Stuff You Should Know | Podcast Review | September 28, 2015 | By

Stuff You Should Know: “Geothermal Energy”

When it comes to geothermal energy, it’s all about location. You can’t just dig a hole in your backyard; you would just have a cold hole in the ground and no energy to speak of.

Google tells me we get geothermal from combining the prefix geo—which is taken from the Greek word γη or γαια meaning “earth”, usually in the sense of “ground or land”—and thermal, meaning of or relating to heat.

So, geothermal means heat of (or from) the Earth. And we use that as energy source. What else is there to know? Sorry Josh and Chuck, but we can probably just leave it at that right?

If you aren’t interested in the fascinating geological history of the Earth and expanding your Earth science knowledge, that simple definition will probably be sufficient for you. Thankfully, if you’re curious to learn a little bit more, Josh Clark and Charles “Chuck” Bryant have you covered this week on Stuff You Should Know.

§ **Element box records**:

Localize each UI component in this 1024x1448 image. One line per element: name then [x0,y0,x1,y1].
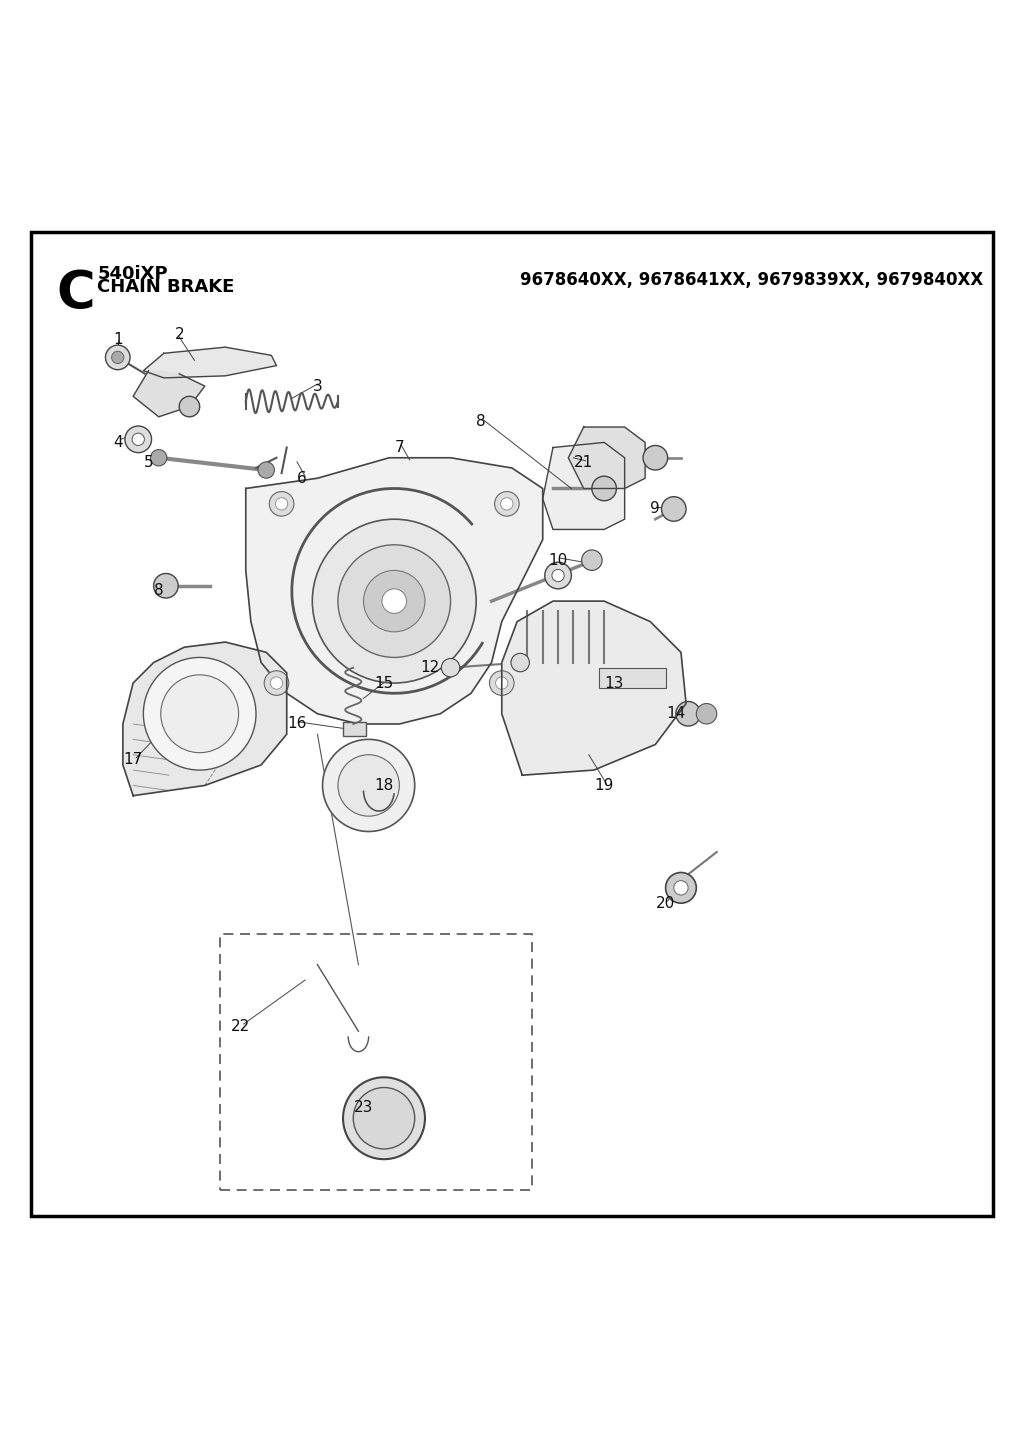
Circle shape [641,672,653,683]
Text: 19: 19 [595,778,613,794]
Bar [343,723,366,736]
Circle shape [264,670,289,695]
Circle shape [338,544,451,657]
Circle shape [275,498,288,510]
Text: 5: 5 [143,455,154,471]
Circle shape [258,462,274,478]
Circle shape [353,1087,415,1148]
Text: 15: 15 [375,676,393,691]
Text: 6: 6 [297,471,307,485]
Text: 540iXP: 540iXP [97,265,168,284]
Text: 1: 1 [113,333,123,348]
Text: 13: 13 [605,676,624,691]
Bar [599,668,666,688]
Circle shape [323,740,415,831]
Polygon shape [246,458,543,724]
Circle shape [382,589,407,614]
Circle shape [112,352,124,363]
Text: 20: 20 [656,896,675,911]
Circle shape [161,675,239,753]
Circle shape [643,446,668,471]
Circle shape [511,653,529,672]
Text: 3: 3 [312,378,323,394]
Circle shape [582,550,602,571]
Circle shape [621,672,633,683]
Polygon shape [568,427,645,488]
Text: 16: 16 [288,717,306,731]
Circle shape [552,569,564,582]
Text: 4: 4 [113,434,123,450]
Text: 8: 8 [154,584,164,598]
Bar [220,934,532,1190]
Text: 14: 14 [667,707,685,721]
Polygon shape [143,348,276,378]
Circle shape [179,397,200,417]
Circle shape [545,562,571,589]
Circle shape [105,345,130,369]
Text: C: C [56,268,95,320]
Text: 12: 12 [421,660,439,675]
Circle shape [338,754,399,817]
Text: 21: 21 [574,455,593,471]
Polygon shape [543,443,625,530]
Circle shape [501,498,513,510]
Circle shape [132,433,144,446]
Circle shape [600,672,612,683]
Text: 22: 22 [231,1018,250,1034]
Circle shape [154,573,178,598]
Text: 23: 23 [354,1100,373,1115]
Polygon shape [133,371,205,417]
Circle shape [676,701,700,725]
Circle shape [269,491,294,515]
Text: 2: 2 [174,327,184,342]
Circle shape [125,426,152,453]
Text: 18: 18 [375,778,393,794]
Circle shape [496,676,508,689]
Circle shape [270,676,283,689]
Circle shape [143,657,256,770]
Circle shape [674,880,688,895]
Circle shape [592,476,616,501]
Circle shape [312,520,476,683]
Text: 9: 9 [650,501,660,517]
Text: 7: 7 [394,440,404,455]
Circle shape [489,670,514,695]
Circle shape [666,873,696,904]
Text: 10: 10 [549,553,567,568]
Circle shape [662,497,686,521]
Circle shape [364,571,425,631]
Text: CHAIN BRAKE: CHAIN BRAKE [97,278,234,295]
Circle shape [495,491,519,515]
Text: 9678640XX, 9678641XX, 9679839XX, 9679840XX: 9678640XX, 9678641XX, 9679839XX, 9679840… [520,271,983,290]
Circle shape [610,672,623,683]
Text: 17: 17 [124,753,142,767]
Circle shape [651,672,664,683]
Circle shape [696,704,717,724]
Polygon shape [123,641,287,796]
Circle shape [151,449,167,466]
Text: 8: 8 [476,414,486,430]
Circle shape [631,672,643,683]
Circle shape [441,659,460,676]
Polygon shape [502,601,686,775]
Circle shape [343,1077,425,1160]
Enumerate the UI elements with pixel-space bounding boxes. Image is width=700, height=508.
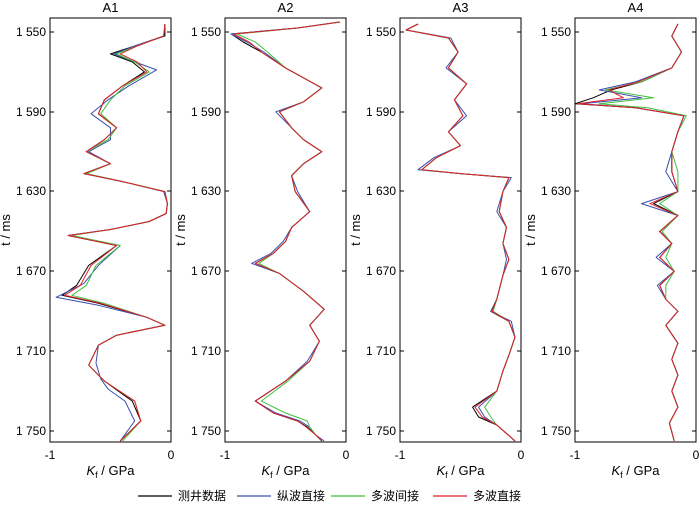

§ **Written tasks**:
• A. According to the geothermal energy review, what does the prefix geo mean?
• B. List every English word or word part that the geothermal energy review defines.
• C. Extend the geothermal energy review past its final sentence.

§ **Expected results**:
• A. It means "earth," usually in the sense of "ground or land."

• B. geo, thermal, geothermal

• C.
Josh and Chuck tell us that humans have been reaping the benefits of geothermal heating, via hot springs, for thousands of years. However, the story begins several billion years ago, when the Earth was formed and was a hot cooling ball of fire. Over time, as the Earth developed a crust, its scorching hot inner regions have been finding ways to slowly leak out heat. Believe it or not, Idaho (which, apparently, has more than just potatoes) was the first place to start using our modern means of harnessing geothermal power. Direct geothermal energy was their method of choice, and I may be paraphrasing here, but it’s basically:

  1. Have a known geothermal resource area under the Earth’s surface.
  2. Pipe hot water.
  3. Use a geothermal heat pump to harness the heat energy.
  4. ????????
  5. Profit (or, uh, pay less for energy)!

This energy can be used to power, heat, and cool your home via a geothermal heat pump. Josh and Chuck further dive into other methods of geothermal power, but it appears like new processes continue to develop. I was surprised to hear we even have a method similar to fracking (hydraulic fracturing). It’s intriguing that the green/clean energy alternatives aren’t always so clean. And there’s so much differentiation within categories.  Overall though, geothermal power firmly sits on the clean side of the energy production options.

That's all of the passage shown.